Exercise
Your task is to print all of the material verbatim.

Entries shown

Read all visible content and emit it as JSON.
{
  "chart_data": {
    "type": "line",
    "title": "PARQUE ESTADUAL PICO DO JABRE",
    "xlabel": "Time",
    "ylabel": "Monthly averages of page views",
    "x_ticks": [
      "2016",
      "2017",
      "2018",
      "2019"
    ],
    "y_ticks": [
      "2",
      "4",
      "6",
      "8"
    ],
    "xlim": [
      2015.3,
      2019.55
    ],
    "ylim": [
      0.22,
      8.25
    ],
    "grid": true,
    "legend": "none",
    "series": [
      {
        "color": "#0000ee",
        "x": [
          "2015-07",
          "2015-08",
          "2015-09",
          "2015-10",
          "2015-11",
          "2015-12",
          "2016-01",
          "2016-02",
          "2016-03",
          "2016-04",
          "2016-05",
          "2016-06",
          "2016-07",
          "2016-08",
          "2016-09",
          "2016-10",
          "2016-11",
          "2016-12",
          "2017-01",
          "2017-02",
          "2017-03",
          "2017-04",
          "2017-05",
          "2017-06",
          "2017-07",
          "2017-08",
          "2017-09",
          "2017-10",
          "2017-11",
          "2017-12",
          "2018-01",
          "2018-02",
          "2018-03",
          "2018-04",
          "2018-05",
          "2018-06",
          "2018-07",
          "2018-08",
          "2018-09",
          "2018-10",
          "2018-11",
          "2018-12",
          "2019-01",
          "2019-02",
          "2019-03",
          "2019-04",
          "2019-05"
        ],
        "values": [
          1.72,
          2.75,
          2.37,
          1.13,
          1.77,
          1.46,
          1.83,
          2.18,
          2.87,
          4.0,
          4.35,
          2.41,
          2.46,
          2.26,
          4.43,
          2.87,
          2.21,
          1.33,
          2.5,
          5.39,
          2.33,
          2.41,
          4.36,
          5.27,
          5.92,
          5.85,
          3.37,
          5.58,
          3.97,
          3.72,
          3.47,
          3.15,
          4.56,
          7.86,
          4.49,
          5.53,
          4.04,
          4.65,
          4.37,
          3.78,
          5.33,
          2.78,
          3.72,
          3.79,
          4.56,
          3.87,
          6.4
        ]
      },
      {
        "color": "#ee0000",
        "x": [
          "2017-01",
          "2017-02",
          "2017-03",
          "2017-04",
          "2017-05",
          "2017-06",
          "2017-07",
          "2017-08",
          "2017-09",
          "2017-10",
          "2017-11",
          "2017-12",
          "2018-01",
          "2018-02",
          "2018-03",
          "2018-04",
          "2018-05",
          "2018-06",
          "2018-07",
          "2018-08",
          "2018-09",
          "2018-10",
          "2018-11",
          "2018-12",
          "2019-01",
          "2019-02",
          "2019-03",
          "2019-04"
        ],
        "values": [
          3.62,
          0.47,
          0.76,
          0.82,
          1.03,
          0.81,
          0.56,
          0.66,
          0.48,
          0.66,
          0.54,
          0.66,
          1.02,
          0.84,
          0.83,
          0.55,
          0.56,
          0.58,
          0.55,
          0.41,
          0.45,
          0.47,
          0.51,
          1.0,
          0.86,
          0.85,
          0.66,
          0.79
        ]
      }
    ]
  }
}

Solved exercise
Read all visible content and emit it as JSON.
{
  "chart_data": {
    "type": "line",
    "title": "PARQUE ESTADUAL PICO DO JABRE",
    "xlabel": "Time",
    "ylabel": "Monthly averages of page views",
    "x_ticks": [
      "2016",
      "2017",
      "2018",
      "2019"
    ],
    "y_ticks": [
      "2",
      "4",
      "6",
      "8"
    ],
    "xlim": [
      2015.3,
      2019.55
    ],
    "ylim": [
      0.22,
      8.25
    ],
    "grid": true,
    "legend": "none",
    "series": [
      {
        "color": "#0000ee",
        "x": [
          "2015-07",
          "2015-08",
          "2015-09",
          "2015-10",
          "2015-11",
          "2015-12",
          "2016-01",
          "2016-02",
          "2016-03",
          "2016-04",
          "2016-05",
          "2016-06",
          "2016-07",
          "2016-08",
          "2016-09",
          "2016-10",
          "2016-11",
          "2016-12",
          "2017-01",
          "2017-02",
          "2017-03",
          "2017-04",
          "2017-05",
          "2017-06",
          "2017-07",
          "2017-08",
          "2017-09",
          "2017-10",
          "2017-11",
          "2017-12",
          "2018-01",
          "2018-02",
          "2018-03",
          "2018-04",
          "2018-05",
          "2018-06",
          "2018-07",
          "2018-08",
          "2018-09",
          "2018-10",
          "2018-11",
          "2018-12",
          "2019-01",
          "2019-02",
          "2019-03",
          "2019-04",
          "2019-05"
        ],
        "values": [
          1.72,
          2.75,
          2.37,
          1.13,
          1.77,
          1.46,
          1.83,
          2.18,
          2.87,
          4.0,
          4.35,
          2.41,
          2.46,
          2.26,
          4.43,
          2.87,
          2.21,
          1.33,
          2.5,
          5.39,
          2.33,
          2.41,
          4.36,
          5.27,
          5.92,
          5.85,
          3.37,
          5.58,
          3.97,
          3.72,
          3.47,
          3.15,
          4.56,
          7.86,
          4.49,
          5.53,
          4.04,
          4.65,
          4.37,
          3.78,
          5.33,
          2.78,
          3.72,
          3.79,
          4.56,
          3.87,
          6.4
        ]
      },
      {
        "color": "#ee0000",
        "x": [
          "2017-01",
          "2017-02",
          "2017-03",
          "2017-04",
          "2017-05",
          "2017-06",
          "2017-07",
          "2017-08",
          "2017-09",
          "2017-10",
          "2017-11",
          "2017-12",
          "2018-01",
          "2018-02",
          "2018-03",
          "2018-04",
          "2018-05",
          "2018-06",
          "2018-07",
          "2018-08",
          "2018-09",
          "2018-10",
          "2018-11",
          "2018-12",
          "2019-01",
          "2019-02",
          "2019-03",
          "2019-04"
        ],
        "values": [
          3.62,
          0.47,
          0.76,
          0.82,
          1.03,
          0.81,
          0.56,
          0.66,
          0.48,
          0.66,
          0.54,
          0.66,
          1.02,
          0.84,
          0.83,
          0.55,
          0.56,
          0.58,
          0.55,
          0.41,
          0.45,
          0.47,
          0.51,
          1.0,
          0.86,
          0.85,
          0.66,
          0.79
        ]
      }
    ]
  }
}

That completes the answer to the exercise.